Problem details
Return the entries below in their exact form, leaving the pictures out.
━━━━━ Material for this task
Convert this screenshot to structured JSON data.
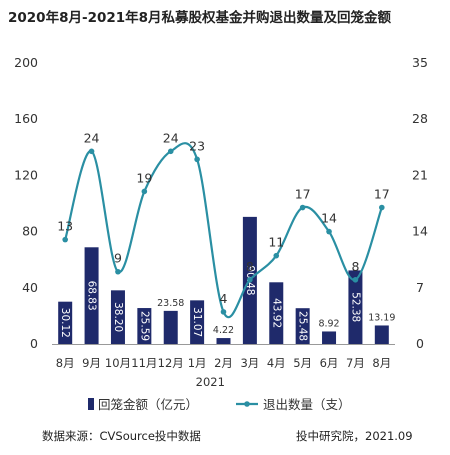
{
  "title": "2020年8月-2021年8月私募股权基金并购退出数量及回笼金额",
  "source_text": "数据来源：CVSource投中数据",
  "credit_text": "投中研究院，2021.09",
  "colors": {
    "bar": "#1f2a6b",
    "line": "#2a8fa3",
    "axis": "#999999",
    "text": "#333333",
    "bar_label": "#ffffff"
  },
  "chart_data": {
    "type": "bar+line",
    "categories": [
      "8月",
      "9月",
      "10月",
      "11月",
      "12月",
      "1月",
      "2月",
      "3月",
      "4月",
      "5月",
      "6月",
      "7月",
      "8月"
    ],
    "year_label": "2021",
    "series": [
      {
        "name": "回笼金额（亿元）",
        "type": "bar",
        "axis": "left",
        "values": [
          30.12,
          68.83,
          38.2,
          25.59,
          23.58,
          31.07,
          4.22,
          90.48,
          43.92,
          25.48,
          8.92,
          52.38,
          13.19
        ],
        "labels": [
          "30.12",
          "68.83",
          "38.20",
          "25.59",
          "23.58",
          "31.07",
          "4.22",
          "90.48",
          "43.92",
          "25.48",
          "8.92",
          "52.38",
          "13.19"
        ]
      },
      {
        "name": "退出数量（支）",
        "type": "line",
        "axis": "right",
        "values": [
          13,
          24,
          9,
          19,
          24,
          23,
          4,
          8,
          11,
          17,
          14,
          8,
          17
        ]
      }
    ],
    "y_left": {
      "ticks": [
        "0",
        "40",
        "80",
        "120",
        "160",
        "200"
      ],
      "range": [
        0,
        200
      ]
    },
    "y_right": {
      "ticks": [
        "0",
        "7",
        "14",
        "21",
        "28",
        "35"
      ],
      "range": [
        0,
        35
      ]
    }
  }
}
━━━━━━━━━━
The solution
Convert this screenshot to structured JSON data.
{
  "title": "2020年8月-2021年8月私募股权基金并购退出数量及回笼金额",
  "source_text": "数据来源：CVSource投中数据",
  "credit_text": "投中研究院，2021.09",
  "colors": {
    "bar": "#1f2a6b",
    "line": "#2a8fa3",
    "axis": "#999999",
    "text": "#333333",
    "bar_label": "#ffffff"
  },
  "chart_data": {
    "type": "bar+line",
    "categories": [
      "8月",
      "9月",
      "10月",
      "11月",
      "12月",
      "1月",
      "2月",
      "3月",
      "4月",
      "5月",
      "6月",
      "7月",
      "8月"
    ],
    "year_label": "2021",
    "series": [
      {
        "name": "回笼金额（亿元）",
        "type": "bar",
        "axis": "left",
        "values": [
          30.12,
          68.83,
          38.2,
          25.59,
          23.58,
          31.07,
          4.22,
          90.48,
          43.92,
          25.48,
          8.92,
          52.38,
          13.19
        ],
        "labels": [
          "30.12",
          "68.83",
          "38.20",
          "25.59",
          "23.58",
          "31.07",
          "4.22",
          "90.48",
          "43.92",
          "25.48",
          "8.92",
          "52.38",
          "13.19"
        ]
      },
      {
        "name": "退出数量（支）",
        "type": "line",
        "axis": "right",
        "values": [
          13,
          24,
          9,
          19,
          24,
          23,
          4,
          8,
          11,
          17,
          14,
          8,
          17
        ]
      }
    ],
    "y_left": {
      "ticks": [
        "0",
        "40",
        "80",
        "120",
        "160",
        "200"
      ],
      "range": [
        0,
        200
      ]
    },
    "y_right": {
      "ticks": [
        "0",
        "7",
        "14",
        "21",
        "28",
        "35"
      ],
      "range": [
        0,
        35
      ]
    }
  }
}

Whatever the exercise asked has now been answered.